==== EXERCISE INPUTS ====
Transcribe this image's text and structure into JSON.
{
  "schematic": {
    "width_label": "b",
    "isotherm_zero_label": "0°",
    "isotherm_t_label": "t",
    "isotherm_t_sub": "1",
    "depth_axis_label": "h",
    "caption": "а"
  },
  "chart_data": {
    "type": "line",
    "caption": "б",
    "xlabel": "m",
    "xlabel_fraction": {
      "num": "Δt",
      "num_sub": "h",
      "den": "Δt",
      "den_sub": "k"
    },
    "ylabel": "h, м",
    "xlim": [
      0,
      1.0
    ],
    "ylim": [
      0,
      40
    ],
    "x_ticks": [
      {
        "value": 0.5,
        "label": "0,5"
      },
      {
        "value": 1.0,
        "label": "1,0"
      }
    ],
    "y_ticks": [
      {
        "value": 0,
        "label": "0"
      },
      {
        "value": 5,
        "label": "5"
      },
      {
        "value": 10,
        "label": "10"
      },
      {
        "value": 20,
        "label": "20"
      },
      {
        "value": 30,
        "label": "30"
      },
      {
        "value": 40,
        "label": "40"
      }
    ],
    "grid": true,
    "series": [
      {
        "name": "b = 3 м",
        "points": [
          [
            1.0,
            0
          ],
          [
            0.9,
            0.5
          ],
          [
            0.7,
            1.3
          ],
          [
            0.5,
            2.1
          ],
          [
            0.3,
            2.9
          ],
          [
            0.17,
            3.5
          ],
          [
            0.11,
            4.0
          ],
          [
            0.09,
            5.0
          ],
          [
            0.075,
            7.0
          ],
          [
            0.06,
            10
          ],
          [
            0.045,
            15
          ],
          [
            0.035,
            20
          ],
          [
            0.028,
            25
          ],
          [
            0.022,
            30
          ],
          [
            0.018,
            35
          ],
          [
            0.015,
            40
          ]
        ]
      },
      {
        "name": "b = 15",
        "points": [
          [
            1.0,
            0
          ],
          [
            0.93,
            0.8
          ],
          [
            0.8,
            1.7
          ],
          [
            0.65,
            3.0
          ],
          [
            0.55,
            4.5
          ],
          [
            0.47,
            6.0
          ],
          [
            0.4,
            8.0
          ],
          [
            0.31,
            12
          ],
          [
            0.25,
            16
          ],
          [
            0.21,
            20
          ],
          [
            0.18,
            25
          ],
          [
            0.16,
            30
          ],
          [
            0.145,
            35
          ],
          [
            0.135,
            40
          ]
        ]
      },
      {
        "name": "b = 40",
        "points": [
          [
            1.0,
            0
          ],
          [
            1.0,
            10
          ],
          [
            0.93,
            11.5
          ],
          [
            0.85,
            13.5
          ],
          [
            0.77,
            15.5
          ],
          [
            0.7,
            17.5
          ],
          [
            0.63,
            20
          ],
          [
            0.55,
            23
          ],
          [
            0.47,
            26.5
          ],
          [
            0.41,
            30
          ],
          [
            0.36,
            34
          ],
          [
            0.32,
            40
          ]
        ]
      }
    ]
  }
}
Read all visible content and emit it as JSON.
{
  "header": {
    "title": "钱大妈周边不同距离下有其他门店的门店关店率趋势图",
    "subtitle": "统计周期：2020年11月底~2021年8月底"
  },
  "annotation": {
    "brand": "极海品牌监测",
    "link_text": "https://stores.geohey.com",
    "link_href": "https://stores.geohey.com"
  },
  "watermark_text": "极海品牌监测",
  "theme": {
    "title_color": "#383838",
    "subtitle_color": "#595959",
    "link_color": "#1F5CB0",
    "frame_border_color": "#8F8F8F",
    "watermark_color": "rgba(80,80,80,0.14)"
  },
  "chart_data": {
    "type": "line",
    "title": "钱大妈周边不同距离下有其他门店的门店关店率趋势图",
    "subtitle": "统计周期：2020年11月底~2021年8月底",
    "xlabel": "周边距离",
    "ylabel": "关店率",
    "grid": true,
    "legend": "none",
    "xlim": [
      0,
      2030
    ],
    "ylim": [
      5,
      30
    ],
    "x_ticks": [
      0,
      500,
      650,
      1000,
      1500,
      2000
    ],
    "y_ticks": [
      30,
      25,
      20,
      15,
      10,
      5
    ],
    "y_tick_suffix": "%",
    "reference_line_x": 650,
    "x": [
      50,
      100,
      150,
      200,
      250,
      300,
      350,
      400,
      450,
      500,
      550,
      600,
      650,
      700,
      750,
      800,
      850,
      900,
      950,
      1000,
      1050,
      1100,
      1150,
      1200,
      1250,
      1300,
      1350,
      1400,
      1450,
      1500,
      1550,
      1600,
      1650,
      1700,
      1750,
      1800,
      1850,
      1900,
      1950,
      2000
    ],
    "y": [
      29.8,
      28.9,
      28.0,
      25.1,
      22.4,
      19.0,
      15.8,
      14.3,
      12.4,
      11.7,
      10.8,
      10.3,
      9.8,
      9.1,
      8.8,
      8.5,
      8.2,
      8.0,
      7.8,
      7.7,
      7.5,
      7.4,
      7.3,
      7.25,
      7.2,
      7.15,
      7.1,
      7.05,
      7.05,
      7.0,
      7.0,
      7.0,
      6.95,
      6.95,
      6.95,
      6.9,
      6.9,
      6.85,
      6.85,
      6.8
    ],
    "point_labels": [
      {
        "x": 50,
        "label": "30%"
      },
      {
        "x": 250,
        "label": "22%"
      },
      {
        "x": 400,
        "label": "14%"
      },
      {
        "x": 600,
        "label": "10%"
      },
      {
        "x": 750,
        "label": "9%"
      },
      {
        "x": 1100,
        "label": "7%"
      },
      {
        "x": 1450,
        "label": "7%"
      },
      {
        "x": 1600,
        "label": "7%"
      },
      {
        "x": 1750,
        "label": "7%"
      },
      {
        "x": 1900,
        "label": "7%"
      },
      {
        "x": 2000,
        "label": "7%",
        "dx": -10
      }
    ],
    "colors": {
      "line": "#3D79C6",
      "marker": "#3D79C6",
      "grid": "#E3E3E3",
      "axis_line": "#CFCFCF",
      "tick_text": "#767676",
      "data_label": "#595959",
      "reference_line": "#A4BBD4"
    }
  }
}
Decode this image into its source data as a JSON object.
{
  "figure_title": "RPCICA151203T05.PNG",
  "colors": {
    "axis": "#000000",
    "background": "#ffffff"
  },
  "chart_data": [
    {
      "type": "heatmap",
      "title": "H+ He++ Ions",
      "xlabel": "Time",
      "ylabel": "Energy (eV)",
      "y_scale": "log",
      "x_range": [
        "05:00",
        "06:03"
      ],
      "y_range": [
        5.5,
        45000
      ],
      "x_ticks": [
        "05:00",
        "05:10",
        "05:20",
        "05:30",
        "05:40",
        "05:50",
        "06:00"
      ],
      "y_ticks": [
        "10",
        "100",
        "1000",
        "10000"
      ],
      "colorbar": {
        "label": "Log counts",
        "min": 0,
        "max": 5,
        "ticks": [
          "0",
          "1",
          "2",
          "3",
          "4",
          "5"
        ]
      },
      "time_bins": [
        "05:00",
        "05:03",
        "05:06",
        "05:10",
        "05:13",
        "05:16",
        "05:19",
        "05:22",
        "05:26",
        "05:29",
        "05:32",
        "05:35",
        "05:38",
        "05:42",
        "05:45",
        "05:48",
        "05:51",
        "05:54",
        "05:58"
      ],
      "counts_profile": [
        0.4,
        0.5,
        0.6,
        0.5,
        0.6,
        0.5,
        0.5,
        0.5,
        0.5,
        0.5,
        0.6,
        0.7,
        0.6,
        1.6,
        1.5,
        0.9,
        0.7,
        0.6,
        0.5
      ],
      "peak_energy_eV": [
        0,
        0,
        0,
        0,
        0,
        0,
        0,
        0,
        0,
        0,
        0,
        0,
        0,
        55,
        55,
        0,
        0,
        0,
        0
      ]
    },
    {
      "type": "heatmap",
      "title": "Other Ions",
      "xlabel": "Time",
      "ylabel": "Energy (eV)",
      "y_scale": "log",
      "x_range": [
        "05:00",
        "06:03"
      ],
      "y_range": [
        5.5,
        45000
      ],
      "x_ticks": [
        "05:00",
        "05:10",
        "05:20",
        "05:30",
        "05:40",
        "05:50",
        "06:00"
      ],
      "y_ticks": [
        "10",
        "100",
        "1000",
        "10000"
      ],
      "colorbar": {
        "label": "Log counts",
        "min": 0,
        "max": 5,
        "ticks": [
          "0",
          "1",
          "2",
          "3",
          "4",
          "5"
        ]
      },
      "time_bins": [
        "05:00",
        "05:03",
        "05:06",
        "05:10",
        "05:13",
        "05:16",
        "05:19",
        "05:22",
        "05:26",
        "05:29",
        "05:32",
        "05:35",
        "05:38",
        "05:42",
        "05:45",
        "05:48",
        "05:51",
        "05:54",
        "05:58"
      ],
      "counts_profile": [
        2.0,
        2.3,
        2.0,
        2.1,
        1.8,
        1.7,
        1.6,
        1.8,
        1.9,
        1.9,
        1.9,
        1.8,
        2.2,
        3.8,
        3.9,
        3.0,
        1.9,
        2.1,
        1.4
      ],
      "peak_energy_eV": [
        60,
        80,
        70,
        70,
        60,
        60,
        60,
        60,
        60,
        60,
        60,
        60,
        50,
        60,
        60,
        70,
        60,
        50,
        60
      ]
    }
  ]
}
====
● TASK TO COMPLETE:
Find and copy every line in the entries above where the string "JSON" occurs.

● SOLUTION TO THE PROBLEM:
Transcribe this image's text and structure into JSON.
Read all visible content and emit it as JSON.
Decode this image into its source data as a JSON object.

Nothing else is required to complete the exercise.